── Entries shown ──
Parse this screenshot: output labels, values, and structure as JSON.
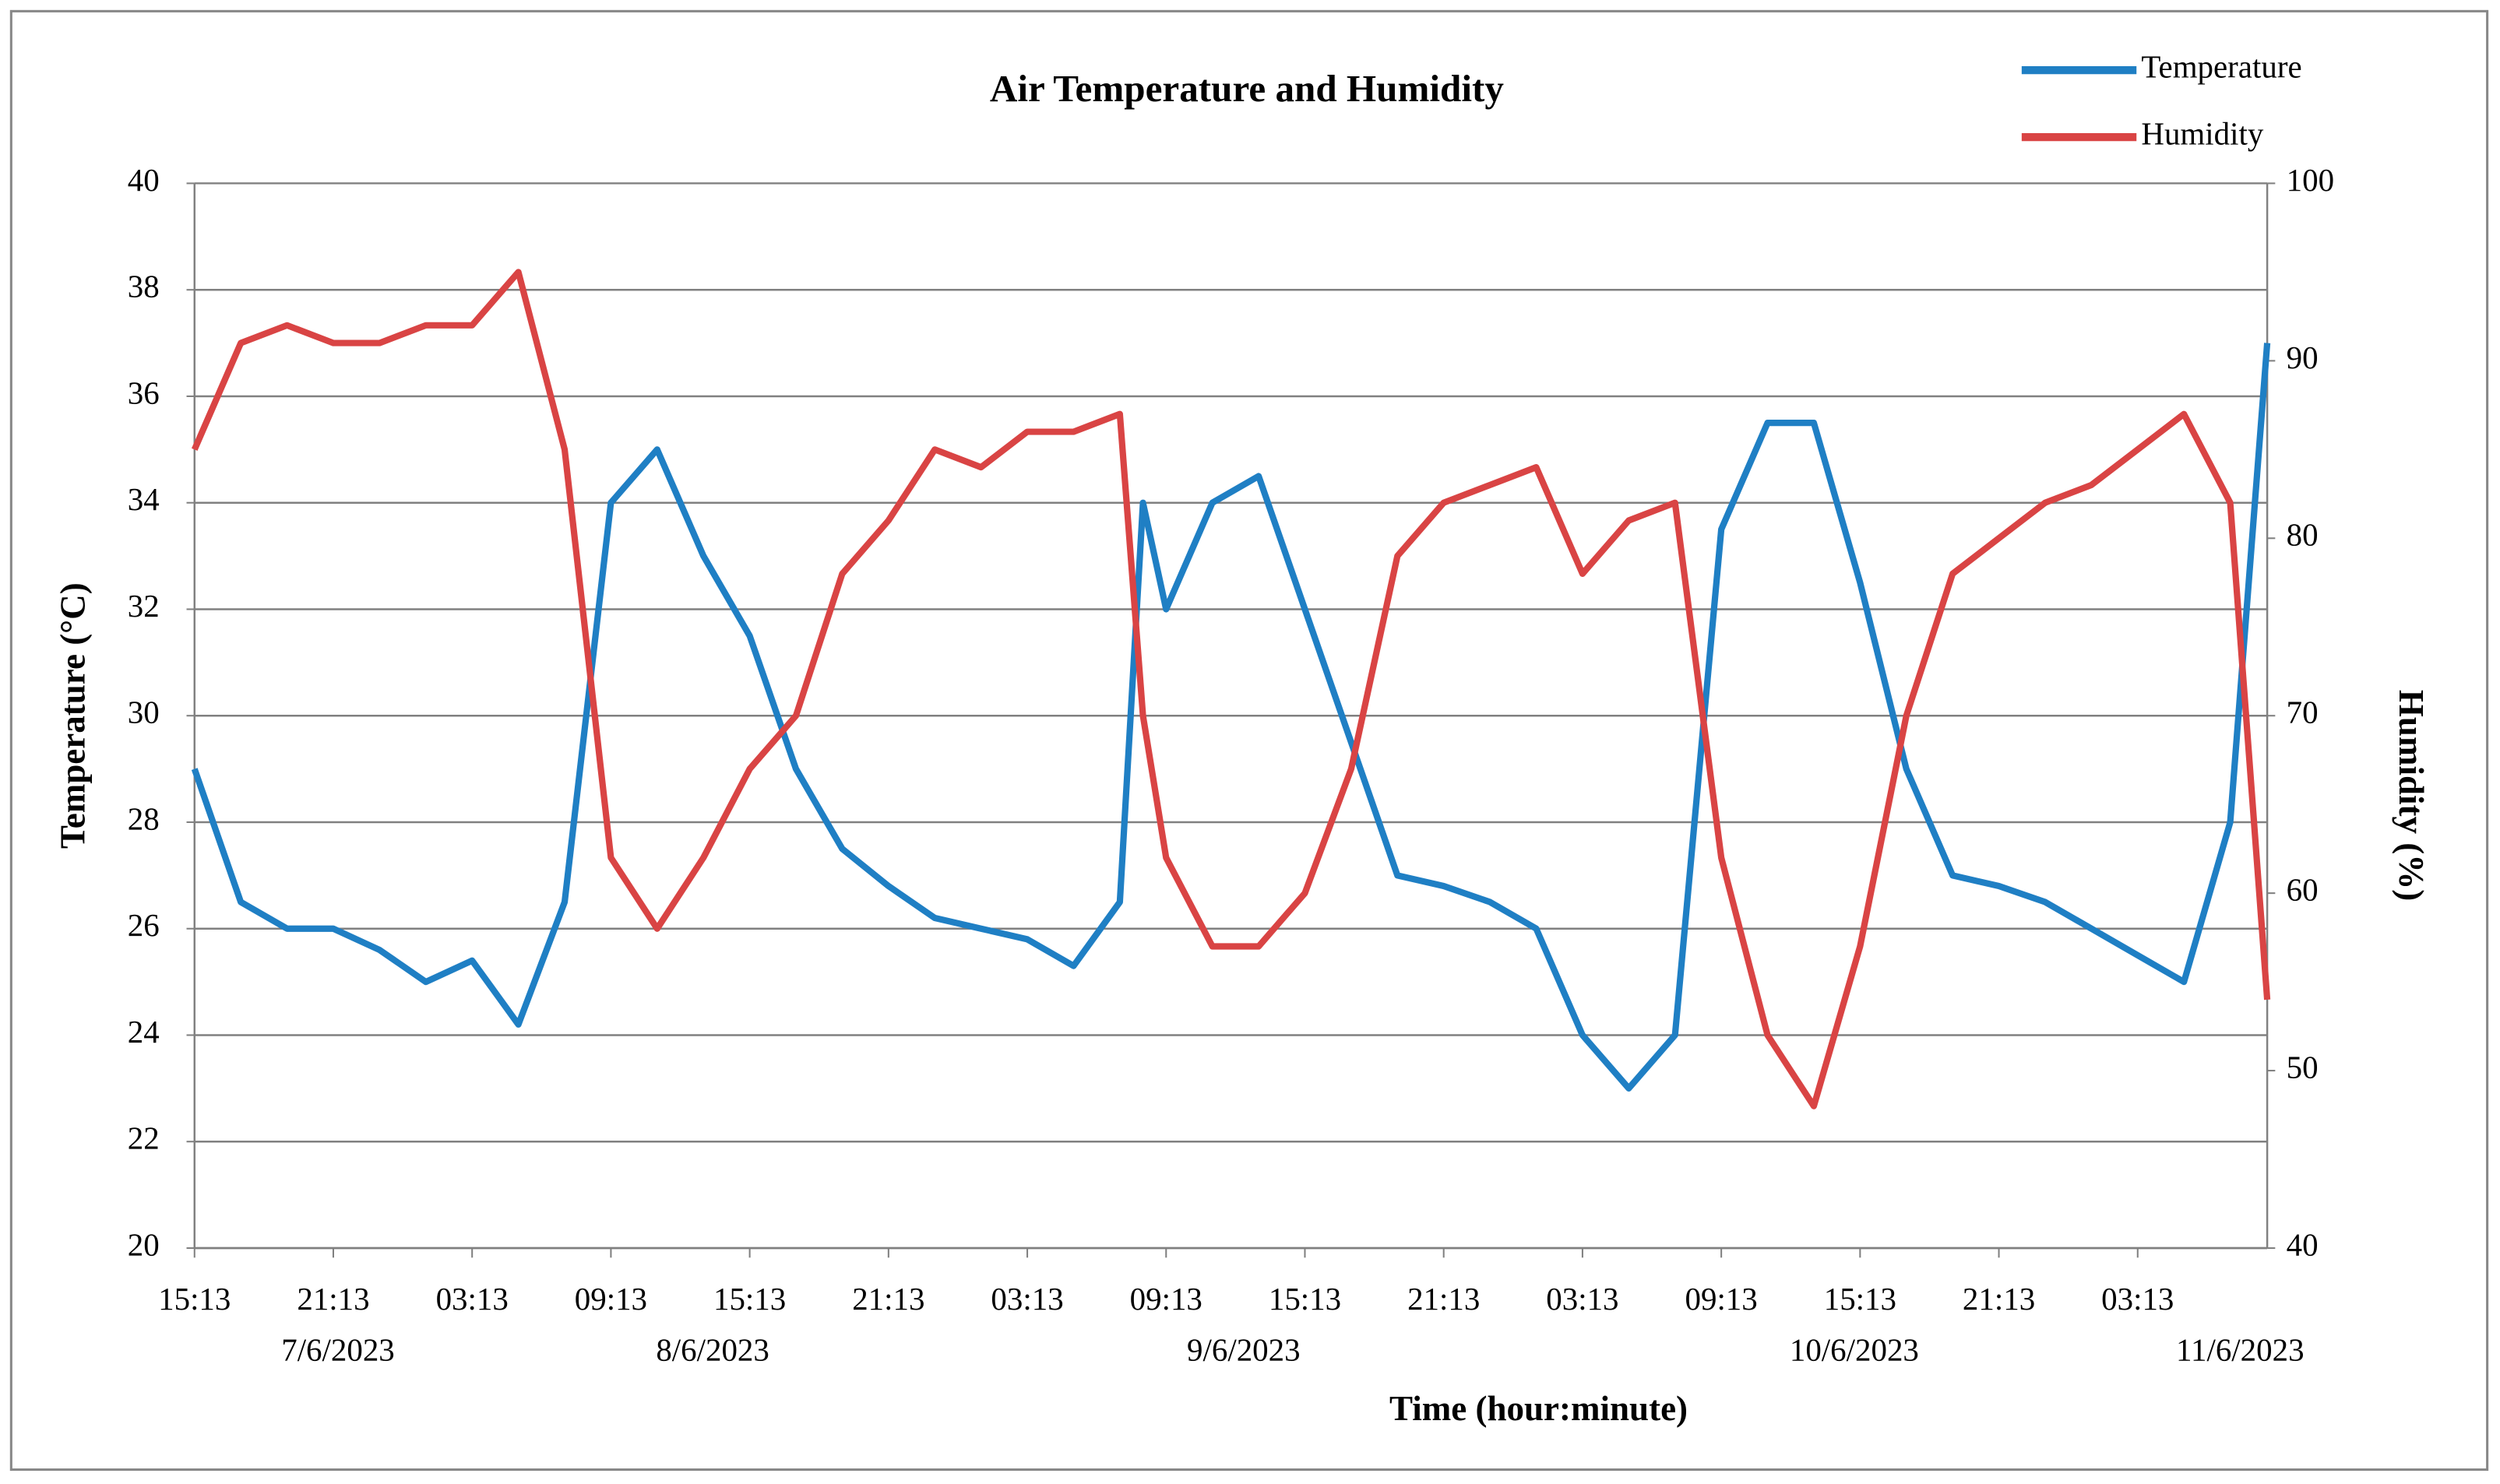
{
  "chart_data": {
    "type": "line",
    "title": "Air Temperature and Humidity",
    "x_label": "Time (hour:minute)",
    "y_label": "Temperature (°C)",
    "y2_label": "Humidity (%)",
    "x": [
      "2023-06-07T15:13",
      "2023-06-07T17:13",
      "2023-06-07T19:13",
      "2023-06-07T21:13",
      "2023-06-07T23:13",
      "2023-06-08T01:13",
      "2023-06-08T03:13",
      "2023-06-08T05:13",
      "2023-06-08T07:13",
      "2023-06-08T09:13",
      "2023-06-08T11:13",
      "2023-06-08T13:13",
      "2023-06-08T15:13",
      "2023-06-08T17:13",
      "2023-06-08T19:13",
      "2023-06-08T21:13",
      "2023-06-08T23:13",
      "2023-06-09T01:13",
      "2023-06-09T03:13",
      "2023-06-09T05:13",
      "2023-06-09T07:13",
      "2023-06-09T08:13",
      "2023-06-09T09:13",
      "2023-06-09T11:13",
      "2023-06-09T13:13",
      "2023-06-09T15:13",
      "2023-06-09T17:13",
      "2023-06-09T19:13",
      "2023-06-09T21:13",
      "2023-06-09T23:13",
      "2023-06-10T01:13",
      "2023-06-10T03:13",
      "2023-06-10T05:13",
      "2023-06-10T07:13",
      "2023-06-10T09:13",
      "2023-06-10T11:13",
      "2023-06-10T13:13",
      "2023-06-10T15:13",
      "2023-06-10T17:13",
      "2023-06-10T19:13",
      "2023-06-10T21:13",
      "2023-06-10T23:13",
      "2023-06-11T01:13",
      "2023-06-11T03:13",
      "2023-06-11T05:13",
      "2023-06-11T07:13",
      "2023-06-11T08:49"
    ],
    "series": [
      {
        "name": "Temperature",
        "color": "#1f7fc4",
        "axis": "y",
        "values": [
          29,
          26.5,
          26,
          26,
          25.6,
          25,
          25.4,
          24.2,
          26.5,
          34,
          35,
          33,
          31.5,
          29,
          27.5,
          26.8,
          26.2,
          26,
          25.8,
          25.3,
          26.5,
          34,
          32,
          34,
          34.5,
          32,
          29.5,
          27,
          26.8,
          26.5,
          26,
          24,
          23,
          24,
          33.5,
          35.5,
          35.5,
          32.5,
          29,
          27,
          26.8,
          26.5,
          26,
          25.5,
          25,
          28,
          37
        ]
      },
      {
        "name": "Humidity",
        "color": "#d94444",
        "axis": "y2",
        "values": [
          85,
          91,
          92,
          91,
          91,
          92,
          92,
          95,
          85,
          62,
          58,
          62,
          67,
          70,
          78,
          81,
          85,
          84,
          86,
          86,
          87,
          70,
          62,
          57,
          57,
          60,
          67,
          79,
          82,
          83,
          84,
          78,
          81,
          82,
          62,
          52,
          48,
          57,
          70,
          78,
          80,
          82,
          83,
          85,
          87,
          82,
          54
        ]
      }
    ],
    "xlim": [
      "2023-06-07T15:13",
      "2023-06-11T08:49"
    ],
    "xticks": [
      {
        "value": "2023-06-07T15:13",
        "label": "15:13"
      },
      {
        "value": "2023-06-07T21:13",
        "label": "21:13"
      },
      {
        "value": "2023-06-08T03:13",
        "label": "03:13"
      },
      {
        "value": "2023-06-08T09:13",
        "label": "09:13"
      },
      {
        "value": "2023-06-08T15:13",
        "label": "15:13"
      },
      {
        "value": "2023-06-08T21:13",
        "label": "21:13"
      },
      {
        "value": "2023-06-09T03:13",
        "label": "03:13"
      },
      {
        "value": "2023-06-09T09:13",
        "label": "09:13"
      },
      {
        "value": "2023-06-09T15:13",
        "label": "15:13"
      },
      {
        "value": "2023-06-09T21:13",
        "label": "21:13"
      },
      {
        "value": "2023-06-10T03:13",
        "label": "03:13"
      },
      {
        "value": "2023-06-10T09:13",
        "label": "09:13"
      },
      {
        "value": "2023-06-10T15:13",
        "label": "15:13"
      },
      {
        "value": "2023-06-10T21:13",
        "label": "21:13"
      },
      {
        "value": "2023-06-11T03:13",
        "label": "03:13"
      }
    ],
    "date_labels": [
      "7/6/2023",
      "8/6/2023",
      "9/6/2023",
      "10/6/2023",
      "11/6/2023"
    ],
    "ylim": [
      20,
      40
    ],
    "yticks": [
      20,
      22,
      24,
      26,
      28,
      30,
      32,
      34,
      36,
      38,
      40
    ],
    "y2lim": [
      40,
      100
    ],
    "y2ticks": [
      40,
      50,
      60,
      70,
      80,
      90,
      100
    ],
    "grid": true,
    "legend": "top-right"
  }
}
───
### What you need to do:
Answer with a single number: the count of lines holding the word "Temperature".

### Answer to this task:
3